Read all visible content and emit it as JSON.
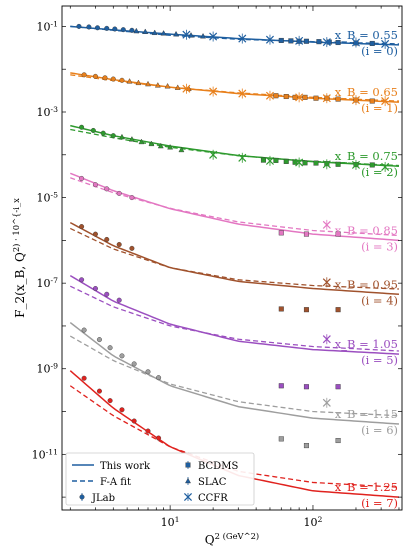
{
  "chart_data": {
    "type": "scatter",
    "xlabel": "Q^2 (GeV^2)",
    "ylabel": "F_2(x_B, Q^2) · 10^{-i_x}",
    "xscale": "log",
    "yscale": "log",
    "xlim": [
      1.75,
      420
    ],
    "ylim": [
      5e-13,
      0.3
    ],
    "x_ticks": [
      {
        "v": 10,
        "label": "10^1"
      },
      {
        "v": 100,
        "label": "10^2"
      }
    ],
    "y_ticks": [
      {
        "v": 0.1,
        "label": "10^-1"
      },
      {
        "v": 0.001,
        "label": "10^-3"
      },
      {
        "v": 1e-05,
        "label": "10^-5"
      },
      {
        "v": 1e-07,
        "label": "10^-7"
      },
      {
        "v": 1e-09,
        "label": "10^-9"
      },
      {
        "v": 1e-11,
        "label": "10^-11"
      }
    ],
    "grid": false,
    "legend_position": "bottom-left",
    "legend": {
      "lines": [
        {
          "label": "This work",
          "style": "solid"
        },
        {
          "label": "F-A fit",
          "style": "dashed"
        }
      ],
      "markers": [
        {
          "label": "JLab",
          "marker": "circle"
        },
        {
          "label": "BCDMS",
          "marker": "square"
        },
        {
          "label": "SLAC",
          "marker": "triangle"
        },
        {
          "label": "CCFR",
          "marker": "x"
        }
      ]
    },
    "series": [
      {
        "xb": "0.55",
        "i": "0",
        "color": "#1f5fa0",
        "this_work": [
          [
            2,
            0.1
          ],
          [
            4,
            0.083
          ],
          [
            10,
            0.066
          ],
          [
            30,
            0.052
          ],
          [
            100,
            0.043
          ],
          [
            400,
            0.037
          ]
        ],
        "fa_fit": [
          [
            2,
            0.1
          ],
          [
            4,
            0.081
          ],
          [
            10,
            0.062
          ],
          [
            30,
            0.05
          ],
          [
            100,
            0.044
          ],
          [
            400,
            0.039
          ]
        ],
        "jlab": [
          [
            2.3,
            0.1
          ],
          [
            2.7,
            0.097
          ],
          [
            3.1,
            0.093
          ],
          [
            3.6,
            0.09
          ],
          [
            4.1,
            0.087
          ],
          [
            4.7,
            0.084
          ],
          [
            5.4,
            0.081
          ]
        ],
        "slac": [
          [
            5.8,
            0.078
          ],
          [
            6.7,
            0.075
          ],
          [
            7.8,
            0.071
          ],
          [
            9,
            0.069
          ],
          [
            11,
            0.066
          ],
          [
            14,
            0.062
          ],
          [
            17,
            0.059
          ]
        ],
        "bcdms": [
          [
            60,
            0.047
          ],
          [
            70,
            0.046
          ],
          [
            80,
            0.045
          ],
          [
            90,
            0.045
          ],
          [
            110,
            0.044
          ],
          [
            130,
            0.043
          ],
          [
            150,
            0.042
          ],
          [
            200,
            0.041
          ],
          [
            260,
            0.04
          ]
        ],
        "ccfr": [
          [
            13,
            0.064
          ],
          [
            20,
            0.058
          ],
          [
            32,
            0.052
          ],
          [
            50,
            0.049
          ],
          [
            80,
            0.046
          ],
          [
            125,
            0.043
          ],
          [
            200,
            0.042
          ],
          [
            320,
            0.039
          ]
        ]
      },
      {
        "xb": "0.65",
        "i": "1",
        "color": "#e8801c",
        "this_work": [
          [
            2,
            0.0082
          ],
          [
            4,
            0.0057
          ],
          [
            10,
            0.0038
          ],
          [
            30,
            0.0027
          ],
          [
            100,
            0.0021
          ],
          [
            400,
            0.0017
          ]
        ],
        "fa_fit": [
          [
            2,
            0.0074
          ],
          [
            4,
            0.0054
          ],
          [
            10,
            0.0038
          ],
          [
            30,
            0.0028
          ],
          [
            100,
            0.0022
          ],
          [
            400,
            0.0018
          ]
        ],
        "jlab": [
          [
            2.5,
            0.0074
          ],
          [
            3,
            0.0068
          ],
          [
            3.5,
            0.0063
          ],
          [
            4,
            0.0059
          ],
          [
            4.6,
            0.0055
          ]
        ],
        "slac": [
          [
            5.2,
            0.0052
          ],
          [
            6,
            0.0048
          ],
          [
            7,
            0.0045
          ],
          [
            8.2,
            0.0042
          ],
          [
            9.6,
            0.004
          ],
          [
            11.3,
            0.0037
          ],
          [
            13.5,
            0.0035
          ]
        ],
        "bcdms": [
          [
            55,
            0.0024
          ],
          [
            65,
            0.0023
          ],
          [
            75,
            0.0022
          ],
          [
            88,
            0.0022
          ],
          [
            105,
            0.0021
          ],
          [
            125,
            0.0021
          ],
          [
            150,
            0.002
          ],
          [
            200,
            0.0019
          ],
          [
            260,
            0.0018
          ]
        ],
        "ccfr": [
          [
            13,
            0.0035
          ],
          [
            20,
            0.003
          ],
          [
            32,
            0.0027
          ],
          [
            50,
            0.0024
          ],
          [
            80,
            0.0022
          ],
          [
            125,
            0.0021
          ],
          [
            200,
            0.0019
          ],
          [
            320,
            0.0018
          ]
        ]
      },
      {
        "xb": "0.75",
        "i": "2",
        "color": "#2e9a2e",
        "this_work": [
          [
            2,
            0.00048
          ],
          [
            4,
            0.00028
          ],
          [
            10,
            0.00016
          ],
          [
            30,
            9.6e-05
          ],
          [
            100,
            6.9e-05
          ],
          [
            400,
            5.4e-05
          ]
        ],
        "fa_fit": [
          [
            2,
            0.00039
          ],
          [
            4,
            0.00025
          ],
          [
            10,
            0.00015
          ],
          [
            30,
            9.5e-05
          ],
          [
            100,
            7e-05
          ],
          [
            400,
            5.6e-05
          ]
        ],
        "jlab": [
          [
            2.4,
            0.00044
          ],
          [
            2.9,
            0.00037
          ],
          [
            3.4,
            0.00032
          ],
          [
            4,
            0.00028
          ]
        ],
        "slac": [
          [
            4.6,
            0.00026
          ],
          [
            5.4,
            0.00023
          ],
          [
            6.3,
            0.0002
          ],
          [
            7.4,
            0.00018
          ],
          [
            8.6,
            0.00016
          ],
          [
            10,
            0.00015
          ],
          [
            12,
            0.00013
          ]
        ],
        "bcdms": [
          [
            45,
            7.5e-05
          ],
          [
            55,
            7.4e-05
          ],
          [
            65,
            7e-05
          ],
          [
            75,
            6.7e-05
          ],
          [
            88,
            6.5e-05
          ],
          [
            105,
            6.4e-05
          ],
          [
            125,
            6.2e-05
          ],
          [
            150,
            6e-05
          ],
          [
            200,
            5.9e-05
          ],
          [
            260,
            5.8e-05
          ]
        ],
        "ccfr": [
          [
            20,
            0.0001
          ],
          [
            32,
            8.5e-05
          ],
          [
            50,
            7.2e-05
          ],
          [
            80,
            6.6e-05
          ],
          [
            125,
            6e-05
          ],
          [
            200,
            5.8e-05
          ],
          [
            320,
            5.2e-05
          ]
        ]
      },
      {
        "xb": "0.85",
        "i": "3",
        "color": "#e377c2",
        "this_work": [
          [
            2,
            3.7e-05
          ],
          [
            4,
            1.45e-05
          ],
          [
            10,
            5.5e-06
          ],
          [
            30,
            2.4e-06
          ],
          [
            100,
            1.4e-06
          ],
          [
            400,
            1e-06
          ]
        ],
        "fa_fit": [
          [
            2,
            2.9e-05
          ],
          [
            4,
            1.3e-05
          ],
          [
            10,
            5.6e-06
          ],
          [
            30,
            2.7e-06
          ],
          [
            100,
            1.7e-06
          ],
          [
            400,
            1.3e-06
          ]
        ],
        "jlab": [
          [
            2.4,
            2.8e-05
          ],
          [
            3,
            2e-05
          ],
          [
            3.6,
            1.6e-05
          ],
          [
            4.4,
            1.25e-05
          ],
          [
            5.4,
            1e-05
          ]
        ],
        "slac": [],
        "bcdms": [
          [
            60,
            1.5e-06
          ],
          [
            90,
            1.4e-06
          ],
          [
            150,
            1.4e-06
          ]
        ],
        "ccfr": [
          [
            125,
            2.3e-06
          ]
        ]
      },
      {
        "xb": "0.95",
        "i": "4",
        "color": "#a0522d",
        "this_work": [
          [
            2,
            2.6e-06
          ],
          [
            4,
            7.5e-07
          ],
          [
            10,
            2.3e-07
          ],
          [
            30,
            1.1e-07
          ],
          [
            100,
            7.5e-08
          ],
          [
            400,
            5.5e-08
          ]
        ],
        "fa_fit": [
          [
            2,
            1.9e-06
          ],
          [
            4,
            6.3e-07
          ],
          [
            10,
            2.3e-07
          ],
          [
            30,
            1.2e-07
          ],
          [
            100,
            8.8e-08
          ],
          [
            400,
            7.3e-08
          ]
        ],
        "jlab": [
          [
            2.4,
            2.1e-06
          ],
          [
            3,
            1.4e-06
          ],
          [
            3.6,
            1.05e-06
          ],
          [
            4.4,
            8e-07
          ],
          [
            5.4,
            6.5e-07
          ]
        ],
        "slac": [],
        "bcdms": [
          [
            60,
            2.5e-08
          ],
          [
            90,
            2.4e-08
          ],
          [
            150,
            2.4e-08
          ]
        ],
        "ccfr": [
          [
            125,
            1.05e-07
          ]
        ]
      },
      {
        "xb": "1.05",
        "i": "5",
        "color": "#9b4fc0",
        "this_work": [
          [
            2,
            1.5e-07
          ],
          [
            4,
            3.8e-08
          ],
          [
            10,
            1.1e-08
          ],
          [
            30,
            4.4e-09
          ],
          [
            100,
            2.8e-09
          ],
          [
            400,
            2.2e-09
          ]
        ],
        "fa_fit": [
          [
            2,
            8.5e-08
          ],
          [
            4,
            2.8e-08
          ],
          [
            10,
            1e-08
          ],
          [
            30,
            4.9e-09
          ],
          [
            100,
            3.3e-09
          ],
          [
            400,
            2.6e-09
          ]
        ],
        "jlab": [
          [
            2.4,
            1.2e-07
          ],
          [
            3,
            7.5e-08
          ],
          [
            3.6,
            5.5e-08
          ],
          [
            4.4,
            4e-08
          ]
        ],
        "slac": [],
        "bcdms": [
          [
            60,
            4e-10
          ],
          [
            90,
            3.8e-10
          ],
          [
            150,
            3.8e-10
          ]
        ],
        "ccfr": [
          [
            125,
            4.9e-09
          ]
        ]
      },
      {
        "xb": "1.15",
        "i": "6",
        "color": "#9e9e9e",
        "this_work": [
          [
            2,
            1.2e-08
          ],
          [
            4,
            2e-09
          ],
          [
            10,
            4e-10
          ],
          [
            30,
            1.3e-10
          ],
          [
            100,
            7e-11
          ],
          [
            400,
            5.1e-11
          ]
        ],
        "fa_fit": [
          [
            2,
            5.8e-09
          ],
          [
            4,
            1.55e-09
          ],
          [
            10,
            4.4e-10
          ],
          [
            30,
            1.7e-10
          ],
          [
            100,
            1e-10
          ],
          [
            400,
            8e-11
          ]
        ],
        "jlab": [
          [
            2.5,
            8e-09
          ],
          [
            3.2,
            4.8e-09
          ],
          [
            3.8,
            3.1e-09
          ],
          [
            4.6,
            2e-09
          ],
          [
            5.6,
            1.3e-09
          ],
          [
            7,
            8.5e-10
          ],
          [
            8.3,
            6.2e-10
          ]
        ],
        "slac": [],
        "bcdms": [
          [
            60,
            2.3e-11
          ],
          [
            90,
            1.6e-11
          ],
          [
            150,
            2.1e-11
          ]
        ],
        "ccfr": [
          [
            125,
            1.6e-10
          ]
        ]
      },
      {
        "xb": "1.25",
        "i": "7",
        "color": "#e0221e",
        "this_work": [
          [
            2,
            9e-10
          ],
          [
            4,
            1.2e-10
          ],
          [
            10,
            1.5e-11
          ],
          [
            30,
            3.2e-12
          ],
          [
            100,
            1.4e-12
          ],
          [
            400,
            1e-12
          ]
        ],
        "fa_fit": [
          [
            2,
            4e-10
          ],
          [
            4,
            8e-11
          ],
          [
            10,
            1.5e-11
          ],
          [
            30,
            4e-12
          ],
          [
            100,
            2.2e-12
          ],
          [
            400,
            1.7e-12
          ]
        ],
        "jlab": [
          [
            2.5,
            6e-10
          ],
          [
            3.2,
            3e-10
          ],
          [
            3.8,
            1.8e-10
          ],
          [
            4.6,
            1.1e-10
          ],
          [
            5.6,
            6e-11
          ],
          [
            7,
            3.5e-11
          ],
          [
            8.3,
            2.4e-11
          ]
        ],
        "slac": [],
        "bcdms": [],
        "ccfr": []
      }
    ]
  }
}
++++++
The problem.
Which lines include the word "color"? Copy every one of them.

Final answer.
        "color": "#1f5fa0",
        "color": "#e8801c",
        "color": "#2e9a2e",
        "color": "#e377c2",
        "color": "#a0522d",
        "color": "#9b4fc0",
        "color": "#9e9e9e",
        "color": "#e0221e",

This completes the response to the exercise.